═════ DOCUMENT SECTION
Dr Liew and Dr Crystal both point to the S-hook lady, who went viral in 2018 for her Singlish-laden Facebook livestreams where she hawked clothes, as one example of how unabashed Singlish can charm the internet audience. 

“We have to remember that the TikTok era is also one where memes have taken an aural turn,” Dr Crystal adds. 

“And so with the Singaporean accent that is so endearing, so suitable and wonderfully contemplative, but also conducive for whining and complaining—this is where we thrive.”

What’s Real and What’s Not? 

With a polarising figure like Zhen Zhen, it can often be hard to parse the nature of the attention she’s receiving online. Are people who participate in her livestreams and the media outlets that feature her necessarily endorsing her as a person, problematic parts and all? Are we signalling our approval of the way she treats her family—the way she yells at her daughter, for example? 

Dr Crystal, who wrote the book Internet Celebrity: Understanding Fame Online, says it’s not as straightforward as it seems. Sometimes, audience engagement can be both sincere and ironic, she says.
══════════
═════ STORED DATA
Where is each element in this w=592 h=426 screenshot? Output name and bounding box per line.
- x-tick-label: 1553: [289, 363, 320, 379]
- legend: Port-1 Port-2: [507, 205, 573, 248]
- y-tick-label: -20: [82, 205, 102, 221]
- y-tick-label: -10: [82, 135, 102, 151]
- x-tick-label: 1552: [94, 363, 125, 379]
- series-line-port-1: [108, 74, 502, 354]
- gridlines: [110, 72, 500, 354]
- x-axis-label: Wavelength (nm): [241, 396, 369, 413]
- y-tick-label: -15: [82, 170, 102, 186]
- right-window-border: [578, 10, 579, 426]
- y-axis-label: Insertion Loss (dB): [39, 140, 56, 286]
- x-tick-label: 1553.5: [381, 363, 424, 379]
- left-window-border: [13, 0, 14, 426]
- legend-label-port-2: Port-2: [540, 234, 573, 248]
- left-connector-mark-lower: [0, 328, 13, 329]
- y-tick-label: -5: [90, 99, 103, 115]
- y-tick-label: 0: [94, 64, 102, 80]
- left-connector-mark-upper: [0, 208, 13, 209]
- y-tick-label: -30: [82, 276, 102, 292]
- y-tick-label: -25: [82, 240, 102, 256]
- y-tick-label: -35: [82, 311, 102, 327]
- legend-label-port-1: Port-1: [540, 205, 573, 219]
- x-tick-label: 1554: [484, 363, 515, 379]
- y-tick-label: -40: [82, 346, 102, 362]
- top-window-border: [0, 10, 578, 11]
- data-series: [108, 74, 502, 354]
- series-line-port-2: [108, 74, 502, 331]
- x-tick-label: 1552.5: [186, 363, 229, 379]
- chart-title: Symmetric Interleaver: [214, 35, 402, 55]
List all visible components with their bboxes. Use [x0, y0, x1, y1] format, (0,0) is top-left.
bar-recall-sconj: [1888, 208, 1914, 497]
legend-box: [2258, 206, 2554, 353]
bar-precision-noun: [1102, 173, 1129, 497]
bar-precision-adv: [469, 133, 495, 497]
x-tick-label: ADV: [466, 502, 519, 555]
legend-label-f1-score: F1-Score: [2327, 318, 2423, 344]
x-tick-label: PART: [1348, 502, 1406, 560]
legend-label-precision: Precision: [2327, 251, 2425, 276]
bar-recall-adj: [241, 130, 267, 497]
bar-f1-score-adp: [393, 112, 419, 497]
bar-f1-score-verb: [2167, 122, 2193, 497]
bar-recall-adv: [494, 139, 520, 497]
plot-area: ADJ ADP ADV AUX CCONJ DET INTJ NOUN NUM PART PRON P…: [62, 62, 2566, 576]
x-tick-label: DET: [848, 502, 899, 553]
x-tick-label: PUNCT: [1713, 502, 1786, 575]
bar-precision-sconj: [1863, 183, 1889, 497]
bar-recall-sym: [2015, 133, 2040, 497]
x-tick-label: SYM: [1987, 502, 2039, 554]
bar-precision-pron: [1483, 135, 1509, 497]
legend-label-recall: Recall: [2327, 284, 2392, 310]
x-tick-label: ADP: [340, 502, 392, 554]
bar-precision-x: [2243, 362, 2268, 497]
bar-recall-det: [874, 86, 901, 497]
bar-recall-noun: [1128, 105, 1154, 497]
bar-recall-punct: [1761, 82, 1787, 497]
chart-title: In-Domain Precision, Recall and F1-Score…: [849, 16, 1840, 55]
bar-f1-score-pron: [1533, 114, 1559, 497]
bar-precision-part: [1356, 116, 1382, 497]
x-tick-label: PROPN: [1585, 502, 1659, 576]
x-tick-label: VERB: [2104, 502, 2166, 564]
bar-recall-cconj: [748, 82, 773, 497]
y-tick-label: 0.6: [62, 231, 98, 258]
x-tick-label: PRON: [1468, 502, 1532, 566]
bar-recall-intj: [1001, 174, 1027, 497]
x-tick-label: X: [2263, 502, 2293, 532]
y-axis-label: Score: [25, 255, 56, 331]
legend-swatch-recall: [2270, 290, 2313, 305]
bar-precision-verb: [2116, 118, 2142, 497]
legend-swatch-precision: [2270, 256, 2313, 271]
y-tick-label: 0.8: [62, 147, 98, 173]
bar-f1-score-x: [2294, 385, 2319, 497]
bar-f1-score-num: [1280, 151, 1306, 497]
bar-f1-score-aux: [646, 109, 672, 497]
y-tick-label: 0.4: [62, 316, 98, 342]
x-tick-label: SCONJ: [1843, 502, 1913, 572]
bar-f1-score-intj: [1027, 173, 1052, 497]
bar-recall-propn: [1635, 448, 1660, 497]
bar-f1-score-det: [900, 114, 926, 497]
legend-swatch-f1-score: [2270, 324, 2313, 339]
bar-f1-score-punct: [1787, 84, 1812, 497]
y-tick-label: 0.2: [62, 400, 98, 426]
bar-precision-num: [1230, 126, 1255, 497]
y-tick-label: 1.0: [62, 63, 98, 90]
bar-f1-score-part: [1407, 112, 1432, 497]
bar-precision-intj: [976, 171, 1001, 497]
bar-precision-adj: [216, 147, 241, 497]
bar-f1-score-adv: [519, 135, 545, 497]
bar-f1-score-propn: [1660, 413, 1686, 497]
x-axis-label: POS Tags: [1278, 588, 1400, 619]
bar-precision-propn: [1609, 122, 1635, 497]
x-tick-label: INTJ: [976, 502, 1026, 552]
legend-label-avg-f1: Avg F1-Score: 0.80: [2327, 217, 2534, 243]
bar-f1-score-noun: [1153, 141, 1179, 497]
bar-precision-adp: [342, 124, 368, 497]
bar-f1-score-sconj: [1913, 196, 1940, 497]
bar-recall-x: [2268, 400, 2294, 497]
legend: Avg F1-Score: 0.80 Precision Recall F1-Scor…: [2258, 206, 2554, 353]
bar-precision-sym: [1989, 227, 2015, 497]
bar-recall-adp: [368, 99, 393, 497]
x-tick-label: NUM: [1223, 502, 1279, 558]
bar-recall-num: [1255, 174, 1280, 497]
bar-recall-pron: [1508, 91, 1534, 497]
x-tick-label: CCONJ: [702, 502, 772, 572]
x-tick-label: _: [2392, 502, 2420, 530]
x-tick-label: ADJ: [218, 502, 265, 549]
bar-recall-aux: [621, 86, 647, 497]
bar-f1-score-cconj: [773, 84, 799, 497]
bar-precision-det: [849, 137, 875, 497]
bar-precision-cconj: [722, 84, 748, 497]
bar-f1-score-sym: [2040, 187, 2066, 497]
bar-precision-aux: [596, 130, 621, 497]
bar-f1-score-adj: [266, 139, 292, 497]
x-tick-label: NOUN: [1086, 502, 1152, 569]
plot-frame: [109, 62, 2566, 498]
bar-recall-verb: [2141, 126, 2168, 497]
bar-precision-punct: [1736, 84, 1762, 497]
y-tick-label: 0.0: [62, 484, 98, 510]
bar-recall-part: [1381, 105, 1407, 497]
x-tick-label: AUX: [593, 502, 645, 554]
══════════
(ACTION ITEM A)
In the internet-fame excerpt above, condense the paragraph that begins "With a polarising figure like Zhen Zhen" into a shorter version that keeps its main points.
(ACTION ITEM B)
Carry on the internet-fame excerpt above, starting after its final sentence.

(ANSWER SPACE A)
Because Zhen Zhen is so polarizing, the attention she draws online is hard to interpret. Do livestream participants and the media outlets featuring her endorse her as a person, including her problematic sides, and does that attention signal approval of how she treats her family, such as yelling at her daughter?

(ANSWER SPACE B)
As someone who’s researched lolcow figures extensively, she’s well acquainted with Singaporean social media fixtures like Kurt Tay and Steven Lim. She points to Steven Lim’s socials, where floods of comments wish him well on his dating endeavours. (Back in 2017, Steven’s efforts at fame were met with a lot more derision from the public.) 

“If you’re a foreigner looking at the comments and his responses, it would feel like he’s got an army of supporters who are encouraging him, seemingly sincerely.” 

Yet, for someone familiar with the vernacular of forumspeak (think Hardwarezone, Sammyboy, or even the Singapore subreddit), you’ll realise that some commenters are merely playing up the persona of being the good follower, she explains. 

“And I’m not discounting that some of this might be genuine sentiment. I’m also not discounting that for a lot of people, this is mockery, and they may genuinely feel that characters like Steven Lim and Zhen Zhen are not self-aware.”

Video: TikTok / @yes933

Similarly, when we watch YES933 DJs run in a circle around Zhen Zhen in a silly TikTok, are they endorsing her? Or are they exploiting her? It’s hard to say.   

But there’s also something in between genuine support and mockery.

“People are aware that this is a very specific genre of internet celebrity, and to be in the know and to participate either with the internet celebrity or among other commentators, you need to know the speak,” Dr Crystal observes. “And I’m also seeing that coming through in Zhen Zhen’s comments—there is a standard template for how you respond to her.”

When I ask Dr Crystal if this subtle mockery has the potential to cause harm, her reaction is immediate.

“Oh, 100 percent.”

These subtle comments can actually be a form of cyberbullying, she says, and are an example of grey areas and shifting boundaries of what constitutes internet hate.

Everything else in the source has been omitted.